■ Items listed in a dataset ■
....................
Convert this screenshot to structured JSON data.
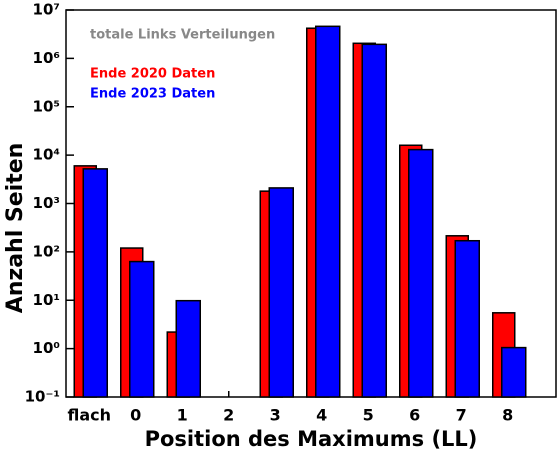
{
  "chart_data": {
    "type": "bar",
    "annotation": "totale Links Verteilungen",
    "x_label": "Position des Maximums (LL)",
    "y_label": "Anzahl Seiten",
    "categories": [
      "flach",
      "0",
      "1",
      "2",
      "3",
      "4",
      "5",
      "6",
      "7",
      "8"
    ],
    "series": [
      {
        "name": "Ende 2020 Daten",
        "color": "#ff0000",
        "values": [
          6000,
          120,
          2.2,
          null,
          1800,
          4200000,
          2050000,
          16000,
          215,
          5.5
        ]
      },
      {
        "name": "Ende 2023 Daten",
        "color": "#0000ff",
        "values": [
          5200,
          63,
          9.8,
          null,
          2100,
          4600000,
          1950000,
          13000,
          170,
          1.05
        ]
      }
    ],
    "log_scale": true,
    "ylim": [
      0.1,
      10000000
    ],
    "yticks": [
      {
        "value": 0.1,
        "label": "10⁻¹"
      },
      {
        "value": 1,
        "label": "10⁰"
      },
      {
        "value": 10,
        "label": "10¹"
      },
      {
        "value": 100,
        "label": "10²"
      },
      {
        "value": 1000,
        "label": "10³"
      },
      {
        "value": 10000,
        "label": "10⁴"
      },
      {
        "value": 100000,
        "label": "10⁵"
      },
      {
        "value": 1000000,
        "label": "10⁶"
      },
      {
        "value": 10000000,
        "label": "10⁷"
      }
    ]
  }
}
....................
■ Problem requirements ■
Output every entry word for word, but omit the pictures.

■ Answer for the task ■
Convert this screenshot to structured JSON data.
{
  "chart_data": {
    "type": "bar",
    "annotation": "totale Links Verteilungen",
    "x_label": "Position des Maximums (LL)",
    "y_label": "Anzahl Seiten",
    "categories": [
      "flach",
      "0",
      "1",
      "2",
      "3",
      "4",
      "5",
      "6",
      "7",
      "8"
    ],
    "series": [
      {
        "name": "Ende 2020 Daten",
        "color": "#ff0000",
        "values": [
          6000,
          120,
          2.2,
          null,
          1800,
          4200000,
          2050000,
          16000,
          215,
          5.5
        ]
      },
      {
        "name": "Ende 2023 Daten",
        "color": "#0000ff",
        "values": [
          5200,
          63,
          9.8,
          null,
          2100,
          4600000,
          1950000,
          13000,
          170,
          1.05
        ]
      }
    ],
    "log_scale": true,
    "ylim": [
      0.1,
      10000000
    ],
    "yticks": [
      {
        "value": 0.1,
        "label": "10⁻¹"
      },
      {
        "value": 1,
        "label": "10⁰"
      },
      {
        "value": 10,
        "label": "10¹"
      },
      {
        "value": 100,
        "label": "10²"
      },
      {
        "value": 1000,
        "label": "10³"
      },
      {
        "value": 10000,
        "label": "10⁴"
      },
      {
        "value": 100000,
        "label": "10⁵"
      },
      {
        "value": 1000000,
        "label": "10⁶"
      },
      {
        "value": 10000000,
        "label": "10⁷"
      }
    ]
  }
}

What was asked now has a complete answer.